- Rows -
◇ ◇ ◇ ◇ ◇ ◇ ◇
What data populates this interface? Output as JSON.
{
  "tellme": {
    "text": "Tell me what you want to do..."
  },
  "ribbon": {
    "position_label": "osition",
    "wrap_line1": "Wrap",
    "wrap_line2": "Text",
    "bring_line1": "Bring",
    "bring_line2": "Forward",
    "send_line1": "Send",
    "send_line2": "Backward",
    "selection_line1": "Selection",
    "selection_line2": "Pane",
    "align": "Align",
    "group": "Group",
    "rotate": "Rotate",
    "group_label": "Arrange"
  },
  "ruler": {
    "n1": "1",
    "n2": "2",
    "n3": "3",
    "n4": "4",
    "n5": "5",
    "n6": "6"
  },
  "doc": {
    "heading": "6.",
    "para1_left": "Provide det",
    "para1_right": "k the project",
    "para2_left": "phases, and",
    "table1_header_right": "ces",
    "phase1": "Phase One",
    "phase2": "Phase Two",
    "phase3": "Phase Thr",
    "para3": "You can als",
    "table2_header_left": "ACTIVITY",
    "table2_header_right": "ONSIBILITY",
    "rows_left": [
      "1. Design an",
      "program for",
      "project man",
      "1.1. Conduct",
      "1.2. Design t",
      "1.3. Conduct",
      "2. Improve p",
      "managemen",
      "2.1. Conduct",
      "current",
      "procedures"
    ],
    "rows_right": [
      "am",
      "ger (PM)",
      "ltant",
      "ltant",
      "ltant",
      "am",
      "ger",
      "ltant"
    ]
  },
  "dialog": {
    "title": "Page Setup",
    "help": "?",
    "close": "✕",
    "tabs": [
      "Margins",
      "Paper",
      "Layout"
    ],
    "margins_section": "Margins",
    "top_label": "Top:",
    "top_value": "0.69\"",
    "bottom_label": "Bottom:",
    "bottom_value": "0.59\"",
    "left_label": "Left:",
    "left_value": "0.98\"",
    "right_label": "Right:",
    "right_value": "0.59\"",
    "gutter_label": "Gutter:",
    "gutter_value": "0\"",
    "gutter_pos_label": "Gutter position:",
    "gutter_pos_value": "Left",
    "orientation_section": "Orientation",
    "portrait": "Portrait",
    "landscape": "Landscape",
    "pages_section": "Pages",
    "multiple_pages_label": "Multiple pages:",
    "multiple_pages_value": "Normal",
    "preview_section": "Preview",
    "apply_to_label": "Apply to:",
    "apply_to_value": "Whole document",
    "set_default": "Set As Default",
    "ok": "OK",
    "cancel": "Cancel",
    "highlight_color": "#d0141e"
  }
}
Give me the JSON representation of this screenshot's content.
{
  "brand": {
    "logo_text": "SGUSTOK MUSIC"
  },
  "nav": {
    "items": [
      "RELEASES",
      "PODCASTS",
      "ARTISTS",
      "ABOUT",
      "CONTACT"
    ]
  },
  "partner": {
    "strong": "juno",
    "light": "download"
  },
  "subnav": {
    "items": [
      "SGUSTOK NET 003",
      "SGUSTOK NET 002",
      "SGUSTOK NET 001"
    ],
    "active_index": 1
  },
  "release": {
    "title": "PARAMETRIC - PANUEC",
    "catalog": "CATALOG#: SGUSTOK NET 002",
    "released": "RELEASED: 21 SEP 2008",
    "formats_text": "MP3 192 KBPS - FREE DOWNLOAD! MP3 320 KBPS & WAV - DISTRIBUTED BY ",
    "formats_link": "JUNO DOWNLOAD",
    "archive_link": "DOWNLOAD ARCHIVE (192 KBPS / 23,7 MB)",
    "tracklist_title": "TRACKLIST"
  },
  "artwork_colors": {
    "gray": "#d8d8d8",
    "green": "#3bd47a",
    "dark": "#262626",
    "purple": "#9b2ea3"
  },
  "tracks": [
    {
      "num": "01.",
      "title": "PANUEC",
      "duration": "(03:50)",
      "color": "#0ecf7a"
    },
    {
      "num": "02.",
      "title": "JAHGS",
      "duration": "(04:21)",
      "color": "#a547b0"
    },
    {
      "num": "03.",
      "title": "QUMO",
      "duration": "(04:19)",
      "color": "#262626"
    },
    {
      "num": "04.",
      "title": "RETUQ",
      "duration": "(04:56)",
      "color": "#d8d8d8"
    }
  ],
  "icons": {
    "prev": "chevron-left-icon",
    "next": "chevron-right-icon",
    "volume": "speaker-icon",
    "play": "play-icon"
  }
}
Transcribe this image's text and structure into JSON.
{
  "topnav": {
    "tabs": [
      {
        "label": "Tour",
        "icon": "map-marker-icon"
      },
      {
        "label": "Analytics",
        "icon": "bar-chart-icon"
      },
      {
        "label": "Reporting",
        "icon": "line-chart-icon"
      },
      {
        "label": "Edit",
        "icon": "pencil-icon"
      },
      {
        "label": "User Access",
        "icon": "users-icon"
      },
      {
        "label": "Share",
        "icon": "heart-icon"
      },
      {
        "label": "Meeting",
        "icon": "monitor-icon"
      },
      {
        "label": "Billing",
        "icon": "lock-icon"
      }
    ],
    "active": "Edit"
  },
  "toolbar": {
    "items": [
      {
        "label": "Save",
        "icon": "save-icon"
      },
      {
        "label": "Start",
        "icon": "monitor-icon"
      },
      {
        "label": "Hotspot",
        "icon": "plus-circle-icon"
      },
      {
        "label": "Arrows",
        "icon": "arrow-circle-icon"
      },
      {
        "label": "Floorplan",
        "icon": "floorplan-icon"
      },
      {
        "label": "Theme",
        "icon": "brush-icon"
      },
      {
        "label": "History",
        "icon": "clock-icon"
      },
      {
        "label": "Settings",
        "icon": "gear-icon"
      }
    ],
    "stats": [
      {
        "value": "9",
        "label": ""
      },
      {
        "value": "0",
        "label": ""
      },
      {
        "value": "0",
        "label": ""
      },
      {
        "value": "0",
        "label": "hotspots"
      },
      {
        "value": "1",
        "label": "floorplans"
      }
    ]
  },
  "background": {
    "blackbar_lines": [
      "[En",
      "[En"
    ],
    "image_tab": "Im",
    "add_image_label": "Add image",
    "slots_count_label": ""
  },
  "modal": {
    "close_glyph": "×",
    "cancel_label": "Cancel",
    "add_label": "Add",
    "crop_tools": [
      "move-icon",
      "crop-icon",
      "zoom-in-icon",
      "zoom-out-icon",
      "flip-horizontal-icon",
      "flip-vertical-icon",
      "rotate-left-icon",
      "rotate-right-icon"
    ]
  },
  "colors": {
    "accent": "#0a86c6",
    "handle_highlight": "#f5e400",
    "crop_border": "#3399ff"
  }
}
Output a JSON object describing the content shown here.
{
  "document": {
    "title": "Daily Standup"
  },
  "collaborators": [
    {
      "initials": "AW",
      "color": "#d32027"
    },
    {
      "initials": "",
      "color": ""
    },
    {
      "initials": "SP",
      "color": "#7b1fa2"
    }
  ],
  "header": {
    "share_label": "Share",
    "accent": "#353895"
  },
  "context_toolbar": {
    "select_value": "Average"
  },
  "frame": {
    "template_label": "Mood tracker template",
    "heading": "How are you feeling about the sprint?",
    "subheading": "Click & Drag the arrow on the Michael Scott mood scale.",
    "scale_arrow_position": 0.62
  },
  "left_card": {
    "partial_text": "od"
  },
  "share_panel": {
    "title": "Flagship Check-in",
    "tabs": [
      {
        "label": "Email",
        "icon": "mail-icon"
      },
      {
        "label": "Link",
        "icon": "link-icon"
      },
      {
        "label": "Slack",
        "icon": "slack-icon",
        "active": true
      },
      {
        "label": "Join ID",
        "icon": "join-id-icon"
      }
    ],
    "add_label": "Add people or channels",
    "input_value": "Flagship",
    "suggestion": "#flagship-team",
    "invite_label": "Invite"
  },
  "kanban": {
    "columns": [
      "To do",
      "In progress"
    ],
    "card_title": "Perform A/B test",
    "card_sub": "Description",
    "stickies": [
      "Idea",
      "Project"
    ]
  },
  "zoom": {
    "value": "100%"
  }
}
◇ ◇ ◇ ◇ ◇ ◇ ◇
- Goal -
Repeat every record, keeping each word and mark exactly as it is.

- Answer to this exercise -
What data populates this interface? Output as JSON.
{
  "tellme": {
    "text": "Tell me what you want to do..."
  },
  "ribbon": {
    "position_label": "osition",
    "wrap_line1": "Wrap",
    "wrap_line2": "Text",
    "bring_line1": "Bring",
    "bring_line2": "Forward",
    "send_line1": "Send",
    "send_line2": "Backward",
    "selection_line1": "Selection",
    "selection_line2": "Pane",
    "align": "Align",
    "group": "Group",
    "rotate": "Rotate",
    "group_label": "Arrange"
  },
  "ruler": {
    "n1": "1",
    "n2": "2",
    "n3": "3",
    "n4": "4",
    "n5": "5",
    "n6": "6"
  },
  "doc": {
    "heading": "6.",
    "para1_left": "Provide det",
    "para1_right": "k the project",
    "para2_left": "phases, and",
    "table1_header_right": "ces",
    "phase1": "Phase One",
    "phase2": "Phase Two",
    "phase3": "Phase Thr",
    "para3": "You can als",
    "table2_header_left": "ACTIVITY",
    "table2_header_right": "ONSIBILITY",
    "rows_left": [
      "1. Design an",
      "program for",
      "project man",
      "1.1. Conduct",
      "1.2. Design t",
      "1.3. Conduct",
      "2. Improve p",
      "managemen",
      "2.1. Conduct",
      "current",
      "procedures"
    ],
    "rows_right": [
      "am",
      "ger (PM)",
      "ltant",
      "ltant",
      "ltant",
      "am",
      "ger",
      "ltant"
    ]
  },
  "dialog": {
    "title": "Page Setup",
    "help": "?",
    "close": "✕",
    "tabs": [
      "Margins",
      "Paper",
      "Layout"
    ],
    "margins_section": "Margins",
    "top_label": "Top:",
    "top_value": "0.69\"",
    "bottom_label": "Bottom:",
    "bottom_value": "0.59\"",
    "left_label": "Left:",
    "left_value": "0.98\"",
    "right_label": "Right:",
    "right_value": "0.59\"",
    "gutter_label": "Gutter:",
    "gutter_value": "0\"",
    "gutter_pos_label": "Gutter position:",
    "gutter_pos_value": "Left",
    "orientation_section": "Orientation",
    "portrait": "Portrait",
    "landscape": "Landscape",
    "pages_section": "Pages",
    "multiple_pages_label": "Multiple pages:",
    "multiple_pages_value": "Normal",
    "preview_section": "Preview",
    "apply_to_label": "Apply to:",
    "apply_to_value": "Whole document",
    "set_default": "Set As Default",
    "ok": "OK",
    "cancel": "Cancel",
    "highlight_color": "#d0141e"
  }
}
Give me the JSON representation of this screenshot's content.
{
  "brand": {
    "logo_text": "SGUSTOK MUSIC"
  },
  "nav": {
    "items": [
      "RELEASES",
      "PODCASTS",
      "ARTISTS",
      "ABOUT",
      "CONTACT"
    ]
  },
  "partner": {
    "strong": "juno",
    "light": "download"
  },
  "subnav": {
    "items": [
      "SGUSTOK NET 003",
      "SGUSTOK NET 002",
      "SGUSTOK NET 001"
    ],
    "active_index": 1
  },
  "release": {
    "title": "PARAMETRIC - PANUEC",
    "catalog": "CATALOG#: SGUSTOK NET 002",
    "released": "RELEASED: 21 SEP 2008",
    "formats_text": "MP3 192 KBPS - FREE DOWNLOAD! MP3 320 KBPS & WAV - DISTRIBUTED BY ",
    "formats_link": "JUNO DOWNLOAD",
    "archive_link": "DOWNLOAD ARCHIVE (192 KBPS / 23,7 MB)",
    "tracklist_title": "TRACKLIST"
  },
  "artwork_colors": {
    "gray": "#d8d8d8",
    "green": "#3bd47a",
    "dark": "#262626",
    "purple": "#9b2ea3"
  },
  "tracks": [
    {
      "num": "01.",
      "title": "PANUEC",
      "duration": "(03:50)",
      "color": "#0ecf7a"
    },
    {
      "num": "02.",
      "title": "JAHGS",
      "duration": "(04:21)",
      "color": "#a547b0"
    },
    {
      "num": "03.",
      "title": "QUMO",
      "duration": "(04:19)",
      "color": "#262626"
    },
    {
      "num": "04.",
      "title": "RETUQ",
      "duration": "(04:56)",
      "color": "#d8d8d8"
    }
  ],
  "icons": {
    "prev": "chevron-left-icon",
    "next": "chevron-right-icon",
    "volume": "speaker-icon",
    "play": "play-icon"
  }
}
Transcribe this image's text and structure into JSON.
{
  "topnav": {
    "tabs": [
      {
        "label": "Tour",
        "icon": "map-marker-icon"
      },
      {
        "label": "Analytics",
        "icon": "bar-chart-icon"
      },
      {
        "label": "Reporting",
        "icon": "line-chart-icon"
      },
      {
        "label": "Edit",
        "icon": "pencil-icon"
      },
      {
        "label": "User Access",
        "icon": "users-icon"
      },
      {
        "label": "Share",
        "icon": "heart-icon"
      },
      {
        "label": "Meeting",
        "icon": "monitor-icon"
      },
      {
        "label": "Billing",
        "icon": "lock-icon"
      }
    ],
    "active": "Edit"
  },
  "toolbar": {
    "items": [
      {
        "label": "Save",
        "icon": "save-icon"
      },
      {
        "label": "Start",
        "icon": "monitor-icon"
      },
      {
        "label": "Hotspot",
        "icon": "plus-circle-icon"
      },
      {
        "label": "Arrows",
        "icon": "arrow-circle-icon"
      },
      {
        "label": "Floorplan",
        "icon": "floorplan-icon"
      },
      {
        "label": "Theme",
        "icon": "brush-icon"
      },
      {
        "label": "History",
        "icon": "clock-icon"
      },
      {
        "label": "Settings",
        "icon": "gear-icon"
      }
    ],
    "stats": [
      {
        "value": "9",
        "label": ""
      },
      {
        "value": "0",
        "label": ""
      },
      {
        "value": "0",
        "label": ""
      },
      {
        "value": "0",
        "label": "hotspots"
      },
      {
        "value": "1",
        "label": "floorplans"
      }
    ]
  },
  "background": {
    "blackbar_lines": [
      "[En",
      "[En"
    ],
    "image_tab": "Im",
    "add_image_label": "Add image",
    "slots_count_label": ""
  },
  "modal": {
    "close_glyph": "×",
    "cancel_label": "Cancel",
    "add_label": "Add",
    "crop_tools": [
      "move-icon",
      "crop-icon",
      "zoom-in-icon",
      "zoom-out-icon",
      "flip-horizontal-icon",
      "flip-vertical-icon",
      "rotate-left-icon",
      "rotate-right-icon"
    ]
  },
  "colors": {
    "accent": "#0a86c6",
    "handle_highlight": "#f5e400",
    "crop_border": "#3399ff"
  }
}
Output a JSON object describing the content shown here.
{
  "document": {
    "title": "Daily Standup"
  },
  "collaborators": [
    {
      "initials": "AW",
      "color": "#d32027"
    },
    {
      "initials": "",
      "color": ""
    },
    {
      "initials": "SP",
      "color": "#7b1fa2"
    }
  ],
  "header": {
    "share_label": "Share",
    "accent": "#353895"
  },
  "context_toolbar": {
    "select_value": "Average"
  },
  "frame": {
    "template_label": "Mood tracker template",
    "heading": "How are you feeling about the sprint?",
    "subheading": "Click & Drag the arrow on the Michael Scott mood scale.",
    "scale_arrow_position": 0.62
  },
  "left_card": {
    "partial_text": "od"
  },
  "share_panel": {
    "title": "Flagship Check-in",
    "tabs": [
      {
        "label": "Email",
        "icon": "mail-icon"
      },
      {
        "label": "Link",
        "icon": "link-icon"
      },
      {
        "label": "Slack",
        "icon": "slack-icon",
        "active": true
      },
      {
        "label": "Join ID",
        "icon": "join-id-icon"
      }
    ],
    "add_label": "Add people or channels",
    "input_value": "Flagship",
    "suggestion": "#flagship-team",
    "invite_label": "Invite"
  },
  "kanban": {
    "columns": [
      "To do",
      "In progress"
    ],
    "card_title": "Perform A/B test",
    "card_sub": "Description",
    "stickies": [
      "Idea",
      "Project"
    ]
  },
  "zoom": {
    "value": "100%"
  }
}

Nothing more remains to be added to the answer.